## Instructions to follow
Among the lines below, list those containing the string "internet".
▼▼▼
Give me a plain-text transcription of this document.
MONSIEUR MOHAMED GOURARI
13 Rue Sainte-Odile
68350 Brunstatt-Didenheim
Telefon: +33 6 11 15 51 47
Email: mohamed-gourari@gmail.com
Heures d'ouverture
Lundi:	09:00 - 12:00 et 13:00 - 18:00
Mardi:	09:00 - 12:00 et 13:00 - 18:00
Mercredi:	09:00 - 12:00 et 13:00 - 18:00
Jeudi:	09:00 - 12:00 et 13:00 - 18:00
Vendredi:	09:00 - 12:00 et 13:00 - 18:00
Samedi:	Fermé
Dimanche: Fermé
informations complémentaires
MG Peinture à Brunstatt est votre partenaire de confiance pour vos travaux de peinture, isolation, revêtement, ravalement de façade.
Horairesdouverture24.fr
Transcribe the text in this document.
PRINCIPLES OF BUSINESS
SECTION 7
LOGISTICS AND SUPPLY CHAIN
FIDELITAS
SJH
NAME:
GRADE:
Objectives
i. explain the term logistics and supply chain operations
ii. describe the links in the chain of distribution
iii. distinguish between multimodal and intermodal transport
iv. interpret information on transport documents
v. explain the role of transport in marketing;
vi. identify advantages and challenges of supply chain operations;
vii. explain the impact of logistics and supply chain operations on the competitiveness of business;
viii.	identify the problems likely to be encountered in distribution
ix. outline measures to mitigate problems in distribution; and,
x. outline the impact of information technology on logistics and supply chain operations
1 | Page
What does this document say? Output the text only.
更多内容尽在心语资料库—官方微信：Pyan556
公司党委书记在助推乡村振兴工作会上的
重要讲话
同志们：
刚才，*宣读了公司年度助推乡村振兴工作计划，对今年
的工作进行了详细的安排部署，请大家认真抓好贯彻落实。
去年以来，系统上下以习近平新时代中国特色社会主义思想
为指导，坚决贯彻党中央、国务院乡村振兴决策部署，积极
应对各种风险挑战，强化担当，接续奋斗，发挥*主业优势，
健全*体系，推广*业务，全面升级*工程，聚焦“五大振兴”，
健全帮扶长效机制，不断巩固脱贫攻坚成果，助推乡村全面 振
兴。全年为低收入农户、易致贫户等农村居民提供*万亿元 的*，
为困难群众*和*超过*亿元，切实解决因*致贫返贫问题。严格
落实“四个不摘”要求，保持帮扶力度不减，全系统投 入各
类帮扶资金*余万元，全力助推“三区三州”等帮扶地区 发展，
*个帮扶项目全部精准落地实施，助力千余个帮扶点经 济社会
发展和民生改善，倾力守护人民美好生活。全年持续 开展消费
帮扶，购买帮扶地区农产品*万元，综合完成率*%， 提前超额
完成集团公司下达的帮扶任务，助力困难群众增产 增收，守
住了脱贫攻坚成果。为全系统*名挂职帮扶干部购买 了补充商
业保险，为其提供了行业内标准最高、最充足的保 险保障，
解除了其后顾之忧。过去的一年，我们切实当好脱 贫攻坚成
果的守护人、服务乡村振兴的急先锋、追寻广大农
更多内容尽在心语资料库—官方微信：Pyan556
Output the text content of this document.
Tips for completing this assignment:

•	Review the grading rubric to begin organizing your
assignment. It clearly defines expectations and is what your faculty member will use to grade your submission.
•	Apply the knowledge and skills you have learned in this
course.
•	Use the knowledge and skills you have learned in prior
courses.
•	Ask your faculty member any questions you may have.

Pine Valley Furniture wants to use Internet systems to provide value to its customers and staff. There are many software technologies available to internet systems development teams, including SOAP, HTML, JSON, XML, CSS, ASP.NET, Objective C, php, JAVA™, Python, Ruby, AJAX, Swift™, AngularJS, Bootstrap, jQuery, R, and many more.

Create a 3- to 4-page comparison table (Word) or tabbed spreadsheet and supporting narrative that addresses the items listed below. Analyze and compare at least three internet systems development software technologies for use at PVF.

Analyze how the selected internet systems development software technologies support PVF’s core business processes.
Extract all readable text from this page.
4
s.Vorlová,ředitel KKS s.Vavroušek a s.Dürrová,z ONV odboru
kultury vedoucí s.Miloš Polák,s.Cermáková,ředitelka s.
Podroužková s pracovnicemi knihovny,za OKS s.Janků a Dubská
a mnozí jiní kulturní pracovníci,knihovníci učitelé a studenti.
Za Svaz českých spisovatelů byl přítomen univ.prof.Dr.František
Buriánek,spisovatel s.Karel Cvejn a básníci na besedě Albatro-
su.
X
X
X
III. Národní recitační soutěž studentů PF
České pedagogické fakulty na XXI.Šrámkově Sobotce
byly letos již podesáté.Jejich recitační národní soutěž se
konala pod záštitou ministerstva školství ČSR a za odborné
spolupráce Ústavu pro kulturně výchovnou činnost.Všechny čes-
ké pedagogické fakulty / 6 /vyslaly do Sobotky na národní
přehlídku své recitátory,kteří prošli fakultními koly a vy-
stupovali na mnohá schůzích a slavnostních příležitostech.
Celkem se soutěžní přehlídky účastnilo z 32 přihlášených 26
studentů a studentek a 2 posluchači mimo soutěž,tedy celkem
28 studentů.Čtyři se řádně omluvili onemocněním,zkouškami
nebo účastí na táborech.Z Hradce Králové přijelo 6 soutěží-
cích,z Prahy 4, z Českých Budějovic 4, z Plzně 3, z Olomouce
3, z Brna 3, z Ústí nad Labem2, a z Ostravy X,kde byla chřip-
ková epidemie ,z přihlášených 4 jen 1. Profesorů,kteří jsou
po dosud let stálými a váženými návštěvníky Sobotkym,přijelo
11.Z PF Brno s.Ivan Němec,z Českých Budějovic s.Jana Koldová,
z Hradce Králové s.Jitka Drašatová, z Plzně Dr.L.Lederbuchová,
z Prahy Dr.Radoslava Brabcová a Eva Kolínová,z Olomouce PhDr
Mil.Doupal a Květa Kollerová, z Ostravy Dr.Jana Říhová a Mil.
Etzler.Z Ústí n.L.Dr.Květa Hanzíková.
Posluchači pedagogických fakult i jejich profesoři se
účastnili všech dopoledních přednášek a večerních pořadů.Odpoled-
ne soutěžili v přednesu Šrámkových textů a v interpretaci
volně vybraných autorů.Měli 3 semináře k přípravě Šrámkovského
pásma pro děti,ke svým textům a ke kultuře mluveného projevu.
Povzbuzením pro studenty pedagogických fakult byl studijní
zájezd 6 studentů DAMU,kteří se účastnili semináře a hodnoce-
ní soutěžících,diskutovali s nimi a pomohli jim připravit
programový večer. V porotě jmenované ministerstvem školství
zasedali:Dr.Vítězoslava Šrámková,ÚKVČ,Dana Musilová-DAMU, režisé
▲▲▲
## Worked answer
Pine Valley Furniture wants to use Internet systems to provide value to its customers and staff. There are many software technologies available to internet systems development teams, including SOAP, HTML, JSON, XML, CSS, ASP.NET, Objective C, php, JAVA™, Python, Ruby, AJAX, Swift™, AngularJS, Bootstrap, jQuery, R, and many more.
Create a 3- to 4-page comparison table (Word) or tabbed spreadsheet and supporting narrative that addresses the items listed below. Analyze and compare at least three internet systems development software technologies for use at PVF.
Analyze how the selected internet systems development software technologies support PVF’s core business processes.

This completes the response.